Task statement
Pictures in the records should not be copied, but every other part must be repeated exactly.

Figure content listings

——

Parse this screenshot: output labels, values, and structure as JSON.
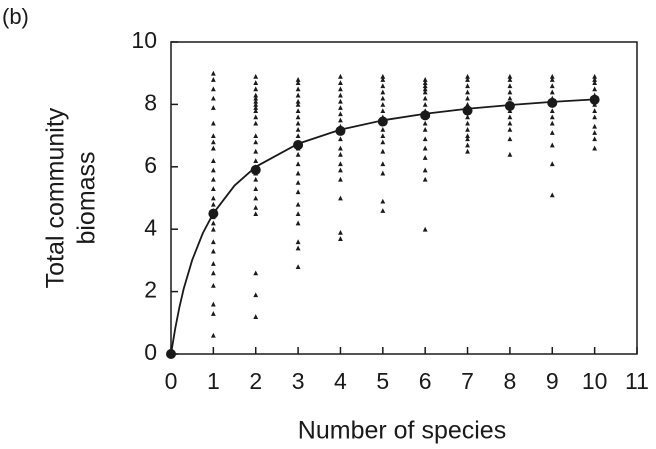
{
  "chart_data": {
    "type": "scatter",
    "panel_label": "(b)",
    "xlabel": "Number of species",
    "ylabel": [
      "Total community",
      "biomass"
    ],
    "xlim": [
      0,
      11
    ],
    "ylim": [
      0,
      10
    ],
    "xticks": [
      0,
      1,
      2,
      3,
      4,
      5,
      6,
      7,
      8,
      9,
      10,
      11
    ],
    "yticks": [
      0,
      2,
      4,
      6,
      8,
      10
    ],
    "color": "#1a1a1a",
    "observations": [
      {
        "x": 1,
        "values": [
          9.0,
          8.8,
          8.5,
          8.2,
          7.9,
          7.4,
          7.0,
          6.8,
          6.6,
          6.2,
          5.9,
          5.6,
          5.3,
          5.0,
          4.8,
          4.6,
          4.4,
          4.2,
          4.0,
          3.6,
          3.3,
          2.9,
          2.6,
          2.2,
          1.6,
          1.3,
          0.6
        ]
      },
      {
        "x": 2,
        "values": [
          8.9,
          8.7,
          8.5,
          8.3,
          8.2,
          8.1,
          8.0,
          7.9,
          7.8,
          7.6,
          7.4,
          7.0,
          6.8,
          6.5,
          6.2,
          6.0,
          5.8,
          5.6,
          5.3,
          5.0,
          4.7,
          4.5,
          2.6,
          1.9,
          1.2
        ]
      },
      {
        "x": 3,
        "values": [
          8.8,
          8.7,
          8.5,
          8.3,
          8.1,
          8.0,
          7.8,
          7.6,
          7.4,
          7.2,
          7.0,
          6.8,
          6.6,
          6.4,
          6.1,
          5.8,
          5.5,
          5.2,
          4.8,
          4.5,
          4.2,
          3.6,
          3.4,
          2.8
        ]
      },
      {
        "x": 4,
        "values": [
          8.9,
          8.7,
          8.5,
          8.3,
          8.1,
          7.9,
          7.7,
          7.5,
          7.3,
          7.1,
          6.9,
          6.6,
          6.4,
          6.1,
          5.9,
          5.6,
          5.0,
          3.9,
          3.7
        ]
      },
      {
        "x": 5,
        "values": [
          8.9,
          8.8,
          8.6,
          8.4,
          8.2,
          8.0,
          7.8,
          7.6,
          7.4,
          7.2,
          7.0,
          6.8,
          6.5,
          6.1,
          5.8,
          4.9,
          4.6
        ]
      },
      {
        "x": 6,
        "values": [
          8.8,
          8.7,
          8.6,
          8.5,
          8.4,
          8.2,
          8.0,
          7.8,
          7.6,
          7.4,
          7.2,
          6.9,
          6.6,
          6.3,
          5.9,
          5.6,
          4.0
        ]
      },
      {
        "x": 7,
        "values": [
          8.9,
          8.8,
          8.6,
          8.4,
          8.2,
          8.0,
          7.8,
          7.6,
          7.4,
          7.2,
          7.0,
          6.9,
          6.7,
          6.5
        ]
      },
      {
        "x": 8,
        "values": [
          8.9,
          8.8,
          8.6,
          8.4,
          8.2,
          8.0,
          7.8,
          7.6,
          7.4,
          7.2,
          6.9,
          6.4
        ]
      },
      {
        "x": 9,
        "values": [
          8.9,
          8.8,
          8.6,
          8.4,
          8.2,
          8.0,
          7.8,
          7.6,
          7.4,
          7.1,
          6.7,
          6.1,
          5.1
        ]
      },
      {
        "x": 10,
        "values": [
          8.9,
          8.8,
          8.7,
          8.5,
          8.3,
          8.1,
          8.0,
          7.8,
          7.6,
          7.3,
          7.1,
          6.9,
          6.6
        ]
      }
    ],
    "means": {
      "x": [
        0,
        1,
        2,
        3,
        4,
        5,
        6,
        7,
        8,
        9,
        10
      ],
      "values": [
        0,
        4.5,
        5.9,
        6.7,
        7.15,
        7.45,
        7.65,
        7.8,
        7.95,
        8.05,
        8.15
      ]
    },
    "fit": {
      "x": [
        0,
        0.1,
        0.2,
        0.3,
        0.5,
        0.75,
        1,
        1.5,
        2,
        3,
        4,
        5,
        6,
        7,
        8,
        9,
        10
      ],
      "values": [
        0,
        0.82,
        1.51,
        2.09,
        3.01,
        3.87,
        4.51,
        5.4,
        6.0,
        6.74,
        7.19,
        7.49,
        7.7,
        7.86,
        7.98,
        8.08,
        8.16
      ]
    }
  }
}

——

Response
Parse this screenshot: output labels, values, and structure as JSON.
{
  "chart_data": {
    "type": "scatter",
    "panel_label": "(b)",
    "xlabel": "Number of species",
    "ylabel": [
      "Total community",
      "biomass"
    ],
    "xlim": [
      0,
      11
    ],
    "ylim": [
      0,
      10
    ],
    "xticks": [
      0,
      1,
      2,
      3,
      4,
      5,
      6,
      7,
      8,
      9,
      10,
      11
    ],
    "yticks": [
      0,
      2,
      4,
      6,
      8,
      10
    ],
    "color": "#1a1a1a",
    "observations": [
      {
        "x": 1,
        "values": [
          9.0,
          8.8,
          8.5,
          8.2,
          7.9,
          7.4,
          7.0,
          6.8,
          6.6,
          6.2,
          5.9,
          5.6,
          5.3,
          5.0,
          4.8,
          4.6,
          4.4,
          4.2,
          4.0,
          3.6,
          3.3,
          2.9,
          2.6,
          2.2,
          1.6,
          1.3,
          0.6
        ]
      },
      {
        "x": 2,
        "values": [
          8.9,
          8.7,
          8.5,
          8.3,
          8.2,
          8.1,
          8.0,
          7.9,
          7.8,
          7.6,
          7.4,
          7.0,
          6.8,
          6.5,
          6.2,
          6.0,
          5.8,
          5.6,
          5.3,
          5.0,
          4.7,
          4.5,
          2.6,
          1.9,
          1.2
        ]
      },
      {
        "x": 3,
        "values": [
          8.8,
          8.7,
          8.5,
          8.3,
          8.1,
          8.0,
          7.8,
          7.6,
          7.4,
          7.2,
          7.0,
          6.8,
          6.6,
          6.4,
          6.1,
          5.8,
          5.5,
          5.2,
          4.8,
          4.5,
          4.2,
          3.6,
          3.4,
          2.8
        ]
      },
      {
        "x": 4,
        "values": [
          8.9,
          8.7,
          8.5,
          8.3,
          8.1,
          7.9,
          7.7,
          7.5,
          7.3,
          7.1,
          6.9,
          6.6,
          6.4,
          6.1,
          5.9,
          5.6,
          5.0,
          3.9,
          3.7
        ]
      },
      {
        "x": 5,
        "values": [
          8.9,
          8.8,
          8.6,
          8.4,
          8.2,
          8.0,
          7.8,
          7.6,
          7.4,
          7.2,
          7.0,
          6.8,
          6.5,
          6.1,
          5.8,
          4.9,
          4.6
        ]
      },
      {
        "x": 6,
        "values": [
          8.8,
          8.7,
          8.6,
          8.5,
          8.4,
          8.2,
          8.0,
          7.8,
          7.6,
          7.4,
          7.2,
          6.9,
          6.6,
          6.3,
          5.9,
          5.6,
          4.0
        ]
      },
      {
        "x": 7,
        "values": [
          8.9,
          8.8,
          8.6,
          8.4,
          8.2,
          8.0,
          7.8,
          7.6,
          7.4,
          7.2,
          7.0,
          6.9,
          6.7,
          6.5
        ]
      },
      {
        "x": 8,
        "values": [
          8.9,
          8.8,
          8.6,
          8.4,
          8.2,
          8.0,
          7.8,
          7.6,
          7.4,
          7.2,
          6.9,
          6.4
        ]
      },
      {
        "x": 9,
        "values": [
          8.9,
          8.8,
          8.6,
          8.4,
          8.2,
          8.0,
          7.8,
          7.6,
          7.4,
          7.1,
          6.7,
          6.1,
          5.1
        ]
      },
      {
        "x": 10,
        "values": [
          8.9,
          8.8,
          8.7,
          8.5,
          8.3,
          8.1,
          8.0,
          7.8,
          7.6,
          7.3,
          7.1,
          6.9,
          6.6
        ]
      }
    ],
    "means": {
      "x": [
        0,
        1,
        2,
        3,
        4,
        5,
        6,
        7,
        8,
        9,
        10
      ],
      "values": [
        0,
        4.5,
        5.9,
        6.7,
        7.15,
        7.45,
        7.65,
        7.8,
        7.95,
        8.05,
        8.15
      ]
    },
    "fit": {
      "x": [
        0,
        0.1,
        0.2,
        0.3,
        0.5,
        0.75,
        1,
        1.5,
        2,
        3,
        4,
        5,
        6,
        7,
        8,
        9,
        10
      ],
      "values": [
        0,
        0.82,
        1.51,
        2.09,
        3.01,
        3.87,
        4.51,
        5.4,
        6.0,
        6.74,
        7.19,
        7.49,
        7.7,
        7.86,
        7.98,
        8.08,
        8.16
      ]
    }
  }
}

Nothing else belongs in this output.